Data records:
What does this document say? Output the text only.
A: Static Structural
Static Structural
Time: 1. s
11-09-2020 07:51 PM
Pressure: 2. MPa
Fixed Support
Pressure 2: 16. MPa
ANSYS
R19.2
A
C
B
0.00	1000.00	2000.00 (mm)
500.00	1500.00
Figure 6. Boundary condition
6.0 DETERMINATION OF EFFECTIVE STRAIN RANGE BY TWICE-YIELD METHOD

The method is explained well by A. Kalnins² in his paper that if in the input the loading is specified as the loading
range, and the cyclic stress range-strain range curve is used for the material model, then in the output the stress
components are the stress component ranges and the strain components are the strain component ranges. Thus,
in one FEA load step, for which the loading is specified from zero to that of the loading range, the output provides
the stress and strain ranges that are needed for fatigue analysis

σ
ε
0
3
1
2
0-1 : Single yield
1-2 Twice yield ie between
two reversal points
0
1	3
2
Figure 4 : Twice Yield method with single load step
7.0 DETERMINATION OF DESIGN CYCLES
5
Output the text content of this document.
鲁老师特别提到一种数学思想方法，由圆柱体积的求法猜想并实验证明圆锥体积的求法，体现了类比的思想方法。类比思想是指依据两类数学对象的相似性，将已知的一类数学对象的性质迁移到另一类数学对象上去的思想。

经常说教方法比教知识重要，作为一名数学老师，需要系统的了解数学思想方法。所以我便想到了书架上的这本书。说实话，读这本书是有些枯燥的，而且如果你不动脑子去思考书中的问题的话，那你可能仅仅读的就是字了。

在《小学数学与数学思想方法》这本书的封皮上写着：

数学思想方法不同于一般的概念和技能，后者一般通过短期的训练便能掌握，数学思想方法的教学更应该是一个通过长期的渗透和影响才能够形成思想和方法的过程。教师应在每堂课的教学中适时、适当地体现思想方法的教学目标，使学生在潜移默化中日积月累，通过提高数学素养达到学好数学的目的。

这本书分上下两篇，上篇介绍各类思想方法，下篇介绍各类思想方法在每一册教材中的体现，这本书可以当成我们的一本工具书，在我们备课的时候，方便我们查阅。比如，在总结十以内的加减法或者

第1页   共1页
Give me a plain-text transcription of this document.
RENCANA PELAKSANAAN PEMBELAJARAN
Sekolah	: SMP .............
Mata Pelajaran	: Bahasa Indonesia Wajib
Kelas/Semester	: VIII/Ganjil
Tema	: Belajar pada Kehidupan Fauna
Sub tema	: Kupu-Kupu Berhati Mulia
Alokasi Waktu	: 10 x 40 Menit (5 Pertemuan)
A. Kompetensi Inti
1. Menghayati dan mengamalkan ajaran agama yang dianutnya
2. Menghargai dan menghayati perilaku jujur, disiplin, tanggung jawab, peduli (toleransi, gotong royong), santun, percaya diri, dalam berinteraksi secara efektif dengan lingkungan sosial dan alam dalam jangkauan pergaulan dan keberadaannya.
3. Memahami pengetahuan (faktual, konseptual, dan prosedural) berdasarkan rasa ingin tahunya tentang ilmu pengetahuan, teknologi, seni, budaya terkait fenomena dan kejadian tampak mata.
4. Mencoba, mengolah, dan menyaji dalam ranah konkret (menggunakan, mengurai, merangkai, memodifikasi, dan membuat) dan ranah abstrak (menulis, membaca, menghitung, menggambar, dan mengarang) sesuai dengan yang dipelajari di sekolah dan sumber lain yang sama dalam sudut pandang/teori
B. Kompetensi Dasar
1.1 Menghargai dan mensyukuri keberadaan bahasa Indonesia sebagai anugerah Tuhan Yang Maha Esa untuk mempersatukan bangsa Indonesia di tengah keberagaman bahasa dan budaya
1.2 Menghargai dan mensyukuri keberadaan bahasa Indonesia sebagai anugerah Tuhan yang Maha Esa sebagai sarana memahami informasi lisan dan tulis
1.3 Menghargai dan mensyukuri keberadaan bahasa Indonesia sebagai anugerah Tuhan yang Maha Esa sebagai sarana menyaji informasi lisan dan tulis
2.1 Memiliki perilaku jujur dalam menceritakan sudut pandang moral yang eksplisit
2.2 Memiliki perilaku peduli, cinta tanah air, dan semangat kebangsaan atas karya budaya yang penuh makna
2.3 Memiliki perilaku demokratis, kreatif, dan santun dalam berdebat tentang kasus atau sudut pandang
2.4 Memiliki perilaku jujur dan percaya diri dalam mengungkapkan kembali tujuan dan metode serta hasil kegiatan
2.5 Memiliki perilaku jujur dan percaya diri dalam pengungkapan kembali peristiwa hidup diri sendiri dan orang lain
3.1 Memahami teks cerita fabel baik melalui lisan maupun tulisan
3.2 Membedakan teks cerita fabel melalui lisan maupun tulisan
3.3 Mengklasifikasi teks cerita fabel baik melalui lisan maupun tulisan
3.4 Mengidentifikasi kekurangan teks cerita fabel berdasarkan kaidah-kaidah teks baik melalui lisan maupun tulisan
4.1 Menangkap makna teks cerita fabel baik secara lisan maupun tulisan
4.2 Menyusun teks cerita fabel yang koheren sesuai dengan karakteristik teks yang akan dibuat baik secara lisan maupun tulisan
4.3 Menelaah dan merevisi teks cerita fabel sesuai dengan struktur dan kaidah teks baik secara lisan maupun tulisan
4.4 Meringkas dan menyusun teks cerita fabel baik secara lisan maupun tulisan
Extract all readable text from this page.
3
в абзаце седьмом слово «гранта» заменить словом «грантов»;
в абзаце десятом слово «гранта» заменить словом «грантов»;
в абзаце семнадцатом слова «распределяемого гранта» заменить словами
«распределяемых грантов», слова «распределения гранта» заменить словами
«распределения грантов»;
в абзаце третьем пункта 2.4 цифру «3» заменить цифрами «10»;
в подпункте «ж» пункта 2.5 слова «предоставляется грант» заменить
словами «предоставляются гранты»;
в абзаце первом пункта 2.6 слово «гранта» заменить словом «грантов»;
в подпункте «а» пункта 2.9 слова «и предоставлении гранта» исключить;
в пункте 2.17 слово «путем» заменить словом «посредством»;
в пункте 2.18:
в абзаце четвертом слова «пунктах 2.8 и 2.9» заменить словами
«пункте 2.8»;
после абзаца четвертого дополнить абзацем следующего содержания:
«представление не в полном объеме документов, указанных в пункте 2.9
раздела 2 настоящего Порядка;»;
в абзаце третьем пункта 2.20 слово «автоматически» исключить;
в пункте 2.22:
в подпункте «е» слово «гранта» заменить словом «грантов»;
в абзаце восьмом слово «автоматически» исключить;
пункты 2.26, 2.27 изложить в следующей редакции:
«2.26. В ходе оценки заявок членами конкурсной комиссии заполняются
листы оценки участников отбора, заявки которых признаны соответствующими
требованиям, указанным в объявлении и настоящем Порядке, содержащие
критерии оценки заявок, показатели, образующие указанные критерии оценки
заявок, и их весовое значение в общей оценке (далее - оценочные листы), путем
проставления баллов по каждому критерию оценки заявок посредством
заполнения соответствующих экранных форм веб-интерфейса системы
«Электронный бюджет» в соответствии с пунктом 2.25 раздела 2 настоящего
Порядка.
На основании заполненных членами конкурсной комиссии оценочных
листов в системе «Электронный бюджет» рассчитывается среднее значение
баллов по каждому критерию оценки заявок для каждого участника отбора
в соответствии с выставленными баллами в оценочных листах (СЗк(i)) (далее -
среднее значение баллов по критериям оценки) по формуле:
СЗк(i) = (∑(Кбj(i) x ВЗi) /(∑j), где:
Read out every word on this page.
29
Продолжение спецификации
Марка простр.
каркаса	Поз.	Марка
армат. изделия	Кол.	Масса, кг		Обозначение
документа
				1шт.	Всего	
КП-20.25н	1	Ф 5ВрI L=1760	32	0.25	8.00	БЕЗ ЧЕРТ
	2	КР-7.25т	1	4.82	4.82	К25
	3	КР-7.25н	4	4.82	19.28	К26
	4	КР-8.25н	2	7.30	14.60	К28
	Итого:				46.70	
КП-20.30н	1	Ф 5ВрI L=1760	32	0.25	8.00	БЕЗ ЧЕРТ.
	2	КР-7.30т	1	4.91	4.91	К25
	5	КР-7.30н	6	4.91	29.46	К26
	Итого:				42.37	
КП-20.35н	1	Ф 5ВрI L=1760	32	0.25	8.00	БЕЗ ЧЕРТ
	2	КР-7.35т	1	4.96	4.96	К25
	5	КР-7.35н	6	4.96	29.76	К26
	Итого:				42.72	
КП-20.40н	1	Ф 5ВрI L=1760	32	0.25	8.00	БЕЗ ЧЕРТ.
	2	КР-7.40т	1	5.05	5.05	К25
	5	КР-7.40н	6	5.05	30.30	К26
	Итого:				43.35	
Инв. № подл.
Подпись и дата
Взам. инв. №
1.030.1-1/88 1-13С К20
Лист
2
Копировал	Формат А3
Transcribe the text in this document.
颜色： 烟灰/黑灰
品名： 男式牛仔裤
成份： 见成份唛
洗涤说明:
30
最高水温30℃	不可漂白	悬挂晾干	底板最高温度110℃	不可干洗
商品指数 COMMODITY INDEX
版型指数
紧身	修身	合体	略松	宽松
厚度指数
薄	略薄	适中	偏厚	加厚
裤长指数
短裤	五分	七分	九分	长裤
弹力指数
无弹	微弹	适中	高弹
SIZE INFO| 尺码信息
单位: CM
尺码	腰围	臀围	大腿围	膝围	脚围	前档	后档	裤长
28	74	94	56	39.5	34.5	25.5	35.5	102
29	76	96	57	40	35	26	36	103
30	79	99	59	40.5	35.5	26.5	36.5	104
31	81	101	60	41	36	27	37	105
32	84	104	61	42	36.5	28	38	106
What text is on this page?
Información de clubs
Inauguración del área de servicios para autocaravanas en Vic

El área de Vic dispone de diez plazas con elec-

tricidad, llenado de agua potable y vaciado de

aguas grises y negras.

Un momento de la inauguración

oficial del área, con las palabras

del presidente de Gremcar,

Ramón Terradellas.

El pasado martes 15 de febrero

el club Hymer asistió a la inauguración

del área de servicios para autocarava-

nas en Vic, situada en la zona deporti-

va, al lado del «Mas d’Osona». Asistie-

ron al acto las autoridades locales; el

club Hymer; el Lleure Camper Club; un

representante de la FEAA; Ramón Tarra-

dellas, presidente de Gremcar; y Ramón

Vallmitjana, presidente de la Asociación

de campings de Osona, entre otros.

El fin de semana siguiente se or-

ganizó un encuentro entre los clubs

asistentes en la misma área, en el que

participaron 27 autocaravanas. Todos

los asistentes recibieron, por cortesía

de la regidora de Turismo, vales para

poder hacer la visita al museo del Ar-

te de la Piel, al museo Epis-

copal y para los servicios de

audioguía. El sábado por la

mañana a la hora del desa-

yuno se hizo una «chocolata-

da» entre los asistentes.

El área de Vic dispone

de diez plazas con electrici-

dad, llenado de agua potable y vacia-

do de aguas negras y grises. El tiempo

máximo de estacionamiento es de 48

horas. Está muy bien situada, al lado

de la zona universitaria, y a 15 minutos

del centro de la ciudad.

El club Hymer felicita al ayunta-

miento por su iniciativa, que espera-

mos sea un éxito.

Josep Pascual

### GIVEN EXERCISE
Each line holding "sarana" must be found and copied.

### RESPONSE FOR THIS EXERCISE
1.2 Menghargai dan mensyukuri keberadaan bahasa Indonesia sebagai anugerah Tuhan yang Maha Esa sebagai sarana memahami informasi lisan dan tulis
1.3 Menghargai dan mensyukuri keberadaan bahasa Indonesia sebagai anugerah Tuhan yang Maha Esa sebagai sarana menyaji informasi lisan dan tulis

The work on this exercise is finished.